* _TASK INSTRUCTIONS_: Within the data that follows, how many lines carry the string "counts"? Give the number alone.

----

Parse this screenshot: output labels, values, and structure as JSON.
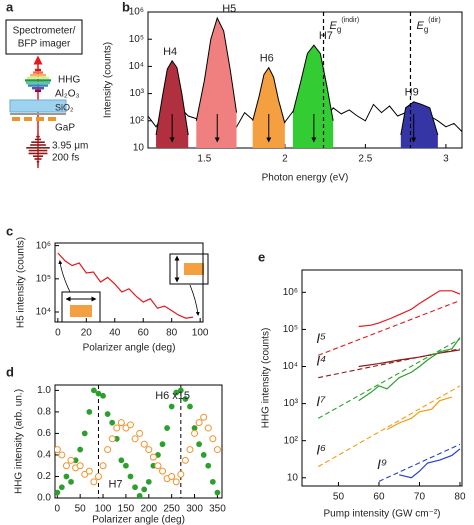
{
  "diagram": {
    "panel": "a",
    "box": [
      "Spectrometer/",
      "BFP imager"
    ],
    "hhg": "HHG",
    "layers": [
      "Al₂O₃",
      "SiO₂",
      "GaP"
    ],
    "pulse": [
      "3.95 μm",
      "200 fs"
    ]
  },
  "chart_data": [
    {
      "panel": "b",
      "type": "area",
      "xlabel": "Photon energy (eV)",
      "ylabel": "Intensity (counts)",
      "xlim": [
        1.15,
        3.1
      ],
      "xticks": [
        1.5,
        2,
        2.5,
        3
      ],
      "ylim": [
        10,
        1000000
      ],
      "yticks": [
        10,
        {
          "value": 100,
          "label": "10²"
        },
        {
          "value": 1000,
          "label": "10³"
        },
        {
          "value": 10000,
          "label": "10⁴"
        },
        {
          "value": 100000,
          "label": "10⁵"
        },
        {
          "value": 1000000,
          "label": "10⁶"
        }
      ],
      "log_y": true,
      "color": "#000000",
      "x": [
        1.15,
        1.2,
        1.25,
        1.3,
        1.35,
        1.4,
        1.45,
        1.5,
        1.55,
        1.6,
        1.65,
        1.7,
        1.75,
        1.8,
        1.85,
        1.9,
        1.95,
        2,
        2.05,
        2.1,
        2.15,
        2.2,
        2.25,
        2.3,
        2.35,
        2.4,
        2.45,
        2.5,
        2.55,
        2.6,
        2.65,
        2.7,
        2.75,
        2.8,
        2.85,
        2.9,
        2.95,
        3,
        3.05,
        3.1
      ],
      "values": [
        150,
        60,
        200,
        100,
        300,
        150,
        120,
        90,
        250,
        180,
        140,
        60,
        200,
        110,
        300,
        100,
        160,
        90,
        220,
        150,
        400,
        200,
        120,
        300,
        180,
        250,
        150,
        100,
        400,
        200,
        350,
        150,
        200,
        120,
        300,
        150,
        100,
        60,
        80,
        40
      ],
      "series": [
        {
          "name": "H4",
          "color": "#b03040",
          "x": [
            1.2,
            1.24,
            1.27,
            1.3,
            1.33,
            1.36,
            1.4
          ],
          "values": [
            30,
            800,
            8000,
            16000,
            9000,
            1000,
            30
          ]
        },
        {
          "name": "H5",
          "color": "#f08080",
          "x": [
            1.45,
            1.5,
            1.54,
            1.58,
            1.62,
            1.66,
            1.7
          ],
          "values": [
            100,
            3000,
            100000,
            600000,
            200000,
            8000,
            200
          ]
        },
        {
          "name": "H6",
          "color": "#f5a040",
          "x": [
            1.8,
            1.84,
            1.87,
            1.9,
            1.93,
            1.96,
            2.0
          ],
          "values": [
            100,
            800,
            5000,
            9000,
            4000,
            600,
            80
          ]
        },
        {
          "name": "H7",
          "color": "#33cc33",
          "x": [
            2.05,
            2.1,
            2.14,
            2.18,
            2.22,
            2.26,
            2.3
          ],
          "values": [
            200,
            3000,
            30000,
            60000,
            30000,
            2000,
            100
          ]
        },
        {
          "name": "H9",
          "color": "#3535a5",
          "x": [
            2.72,
            2.75,
            2.8,
            2.85,
            2.9,
            2.95
          ],
          "values": [
            30,
            300,
            500,
            400,
            300,
            30
          ]
        }
      ],
      "vlines": [
        {
          "x": 2.24,
          "symbol": "E",
          "sub": "g",
          "sup": "(indir)"
        },
        {
          "x": 2.78,
          "symbol": "E",
          "sub": "g",
          "sup": "(dir)"
        }
      ]
    },
    {
      "panel": "c",
      "type": "line",
      "xlabel": "Polarizer angle (deg)",
      "ylabel": "H5 intensity (counts)",
      "xlim": [
        -2,
        102
      ],
      "xticks": [
        0,
        20,
        40,
        60,
        80,
        100
      ],
      "ylim": [
        5000,
        1200000
      ],
      "yticks": [
        {
          "value": 10000,
          "label": "10⁴"
        },
        {
          "value": 100000,
          "label": "10⁵"
        },
        {
          "value": 1000000,
          "label": "10⁶"
        }
      ],
      "log_y": true,
      "color": "#e41a1c",
      "x": [
        0,
        5,
        10,
        15,
        20,
        25,
        30,
        35,
        40,
        45,
        50,
        55,
        60,
        65,
        70,
        75,
        80,
        85,
        90,
        95
      ],
      "values": [
        600000,
        350000,
        250000,
        300000,
        150000,
        160000,
        80000,
        110000,
        70000,
        40000,
        50000,
        30000,
        20000,
        25000,
        13000,
        15000,
        11000,
        8000,
        6500,
        7000
      ]
    },
    {
      "panel": "d",
      "type": "scatter",
      "xlabel": "Polarizer angle (deg)",
      "ylabel": "HHG intensity (arb. un.)",
      "xlim": [
        -5,
        360
      ],
      "xticks": [
        0,
        50,
        100,
        150,
        200,
        250,
        300,
        350
      ],
      "ylim": [
        0,
        1.05
      ],
      "yticks": [
        {
          "value": 0,
          "label": "0.0"
        },
        0.2,
        0.4,
        0.6,
        0.8,
        {
          "value": 1,
          "label": "1.0"
        }
      ],
      "vlines": [
        90,
        270
      ],
      "series": [
        {
          "name": "H7",
          "color": "#2ca02c",
          "marker": "filled",
          "x": [
            0,
            10,
            20,
            30,
            40,
            50,
            60,
            70,
            80,
            90,
            100,
            110,
            120,
            130,
            140,
            150,
            160,
            170,
            180,
            190,
            200,
            210,
            220,
            230,
            240,
            250,
            260,
            270,
            280,
            290,
            300,
            310,
            320,
            330,
            340,
            350
          ],
          "values": [
            0.05,
            0.1,
            0.2,
            0.15,
            0.35,
            0.45,
            0.6,
            0.8,
            1,
            0.97,
            0.95,
            0.78,
            0.7,
            0.55,
            0.35,
            0.3,
            0.2,
            0.1,
            0.02,
            0.08,
            0.15,
            0.3,
            0.4,
            0.5,
            0.65,
            0.85,
            0.98,
            1,
            0.92,
            0.85,
            0.65,
            0.5,
            0.4,
            0.3,
            0.15,
            0.05
          ]
        },
        {
          "name": "H6 x15",
          "color": "#f0932b",
          "marker": "open",
          "x": [
            0,
            10,
            20,
            30,
            40,
            50,
            60,
            70,
            80,
            90,
            100,
            110,
            120,
            130,
            140,
            150,
            160,
            170,
            180,
            190,
            200,
            210,
            220,
            230,
            240,
            250,
            260,
            270,
            280,
            290,
            300,
            310,
            320,
            330,
            340,
            350
          ],
          "values": [
            0.45,
            0.4,
            0.3,
            0.35,
            0.28,
            0.3,
            0.22,
            0.25,
            0.15,
            0.2,
            0.3,
            0.45,
            0.55,
            0.65,
            0.7,
            0.65,
            0.68,
            0.55,
            0.6,
            0.5,
            0.45,
            0.38,
            0.3,
            0.25,
            0.18,
            0.2,
            0.15,
            0.22,
            0.35,
            0.45,
            0.6,
            0.7,
            0.75,
            0.65,
            0.55,
            0.45
          ]
        }
      ]
    },
    {
      "panel": "e",
      "type": "line",
      "xlabel": "Pump intensity (GW cm⁻²)",
      "ylabel": "HHG intensity (counts)",
      "xlim": [
        41,
        80.5
      ],
      "xticks": [
        50,
        60,
        70,
        80
      ],
      "ylim": [
        6,
        4000000
      ],
      "yticks": [
        10,
        {
          "value": 100,
          "label": "10²"
        },
        {
          "value": 1000,
          "label": "10³"
        },
        {
          "value": 10000,
          "label": "10⁴"
        },
        {
          "value": 100000,
          "label": "10⁵"
        },
        {
          "value": 1000000,
          "label": "10⁶"
        }
      ],
      "log_y": true,
      "series": [
        {
          "name": "I⁵",
          "color": "#e41a1c",
          "x": [
            55,
            58,
            60,
            63,
            65,
            68,
            70,
            73,
            75,
            78,
            80
          ],
          "values": [
            120000,
            130000,
            150000,
            200000,
            250000,
            350000,
            500000,
            800000,
            1100000,
            1100000,
            900000
          ],
          "fit_x": [
            45,
            80
          ],
          "fit": [
            20000,
            600000
          ]
        },
        {
          "name": "I⁴",
          "color": "#8b1a1a",
          "x": [
            55,
            60,
            65,
            70,
            75,
            80
          ],
          "values": [
            10000,
            12000,
            15000,
            18000,
            23000,
            28000
          ],
          "fit_x": [
            45,
            80
          ],
          "fit": [
            5000,
            30000
          ]
        },
        {
          "name": "I⁷",
          "color": "#2ca02c",
          "x": [
            55,
            58,
            60,
            62,
            65,
            68,
            70,
            72,
            75,
            78,
            80
          ],
          "values": [
            1200,
            2000,
            3000,
            2500,
            5000,
            7000,
            10000,
            15000,
            25000,
            30000,
            60000
          ],
          "fit_x": [
            45,
            80
          ],
          "fit": [
            400,
            55000
          ]
        },
        {
          "name": "I⁶",
          "color": "#f39c12",
          "x": [
            62,
            65,
            68,
            70,
            73,
            75,
            78
          ],
          "values": [
            200,
            300,
            400,
            600,
            700,
            1200,
            1500
          ],
          "fit_x": [
            45,
            80
          ],
          "fit": [
            20,
            3000
          ]
        },
        {
          "name": "I⁹",
          "color": "#1f3fcf",
          "x": [
            65,
            68,
            70,
            72,
            75,
            78,
            80
          ],
          "values": [
            12,
            10,
            15,
            25,
            30,
            40,
            60
          ],
          "fit_x": [
            60,
            80
          ],
          "fit": [
            8,
            80
          ]
        }
      ]
    }
  ]
}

----

* _RESPONSE_: 3